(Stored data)
○ ○ ○
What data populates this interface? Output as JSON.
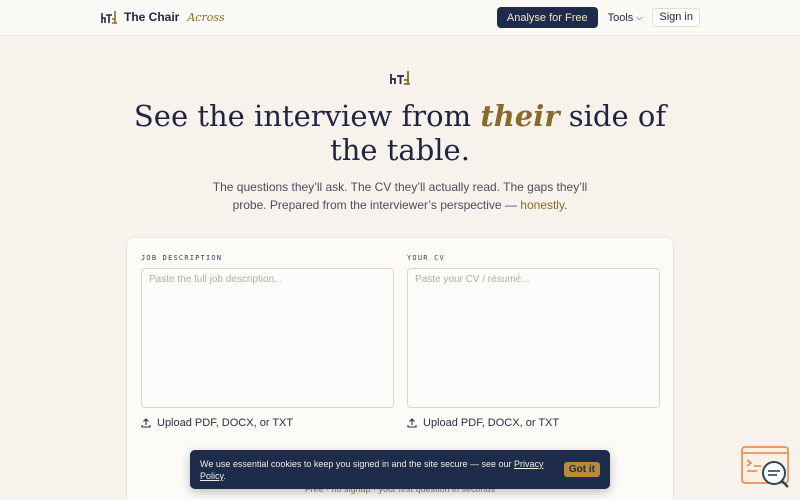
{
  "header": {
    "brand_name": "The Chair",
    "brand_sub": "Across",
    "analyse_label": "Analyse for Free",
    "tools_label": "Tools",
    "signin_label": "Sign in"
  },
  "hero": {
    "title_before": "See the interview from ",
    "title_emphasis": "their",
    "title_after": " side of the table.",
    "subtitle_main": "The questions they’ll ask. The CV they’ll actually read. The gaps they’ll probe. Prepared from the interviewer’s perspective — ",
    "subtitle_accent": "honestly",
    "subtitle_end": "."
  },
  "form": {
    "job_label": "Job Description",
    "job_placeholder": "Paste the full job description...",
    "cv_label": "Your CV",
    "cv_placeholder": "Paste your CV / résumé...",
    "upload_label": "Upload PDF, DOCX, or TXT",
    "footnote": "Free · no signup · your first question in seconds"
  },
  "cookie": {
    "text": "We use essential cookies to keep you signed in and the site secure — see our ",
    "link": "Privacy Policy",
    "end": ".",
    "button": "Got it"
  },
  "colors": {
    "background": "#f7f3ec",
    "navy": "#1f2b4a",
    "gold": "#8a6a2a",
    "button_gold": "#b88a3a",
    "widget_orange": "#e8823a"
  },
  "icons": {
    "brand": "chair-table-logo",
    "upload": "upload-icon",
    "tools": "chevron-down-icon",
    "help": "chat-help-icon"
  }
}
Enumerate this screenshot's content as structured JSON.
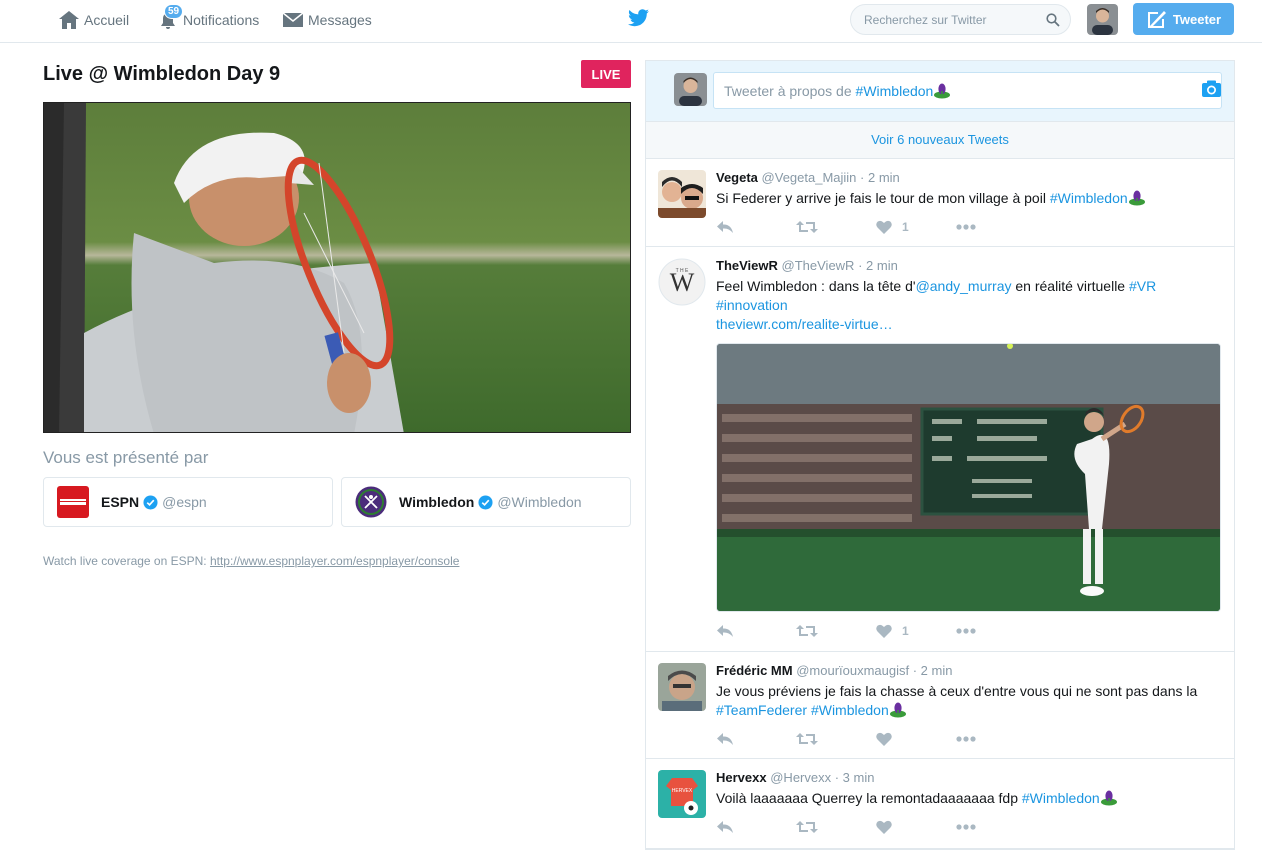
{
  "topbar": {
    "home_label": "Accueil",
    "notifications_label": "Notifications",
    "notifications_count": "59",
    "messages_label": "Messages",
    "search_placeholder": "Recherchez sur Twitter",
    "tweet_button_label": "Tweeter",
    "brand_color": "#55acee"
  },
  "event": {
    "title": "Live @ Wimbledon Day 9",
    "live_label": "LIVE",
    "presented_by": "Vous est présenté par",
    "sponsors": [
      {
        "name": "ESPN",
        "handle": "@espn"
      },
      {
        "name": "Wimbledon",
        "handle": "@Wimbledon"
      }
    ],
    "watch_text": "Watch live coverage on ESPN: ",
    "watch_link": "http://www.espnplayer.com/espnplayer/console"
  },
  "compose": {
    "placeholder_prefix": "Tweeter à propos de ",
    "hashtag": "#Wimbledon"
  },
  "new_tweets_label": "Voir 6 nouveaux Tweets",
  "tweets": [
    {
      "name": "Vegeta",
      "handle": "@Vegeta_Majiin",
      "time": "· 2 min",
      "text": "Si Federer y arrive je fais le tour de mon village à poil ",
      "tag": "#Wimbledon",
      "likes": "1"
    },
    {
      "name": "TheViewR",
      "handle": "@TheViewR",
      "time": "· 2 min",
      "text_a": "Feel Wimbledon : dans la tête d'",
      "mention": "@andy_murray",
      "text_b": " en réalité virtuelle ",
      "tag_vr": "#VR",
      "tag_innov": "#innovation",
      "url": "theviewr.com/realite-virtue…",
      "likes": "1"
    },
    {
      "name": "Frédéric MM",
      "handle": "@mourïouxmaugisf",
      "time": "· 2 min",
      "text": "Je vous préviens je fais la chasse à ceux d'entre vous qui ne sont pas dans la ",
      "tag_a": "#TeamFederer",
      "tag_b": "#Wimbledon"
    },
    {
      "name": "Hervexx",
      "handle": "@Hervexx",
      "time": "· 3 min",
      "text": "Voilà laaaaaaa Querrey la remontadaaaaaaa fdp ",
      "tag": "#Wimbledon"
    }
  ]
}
○ ○ ○
▶ **Directive**
Copy every line in the entries above that has the string "from" in it.

▶ **Task answer**
    "title_before": "See the interview from ",
    "subtitle_main": "The questions they’ll ask. The CV they’ll actually read. The gaps they’ll probe. Prepared from the interviewer’s perspective — ",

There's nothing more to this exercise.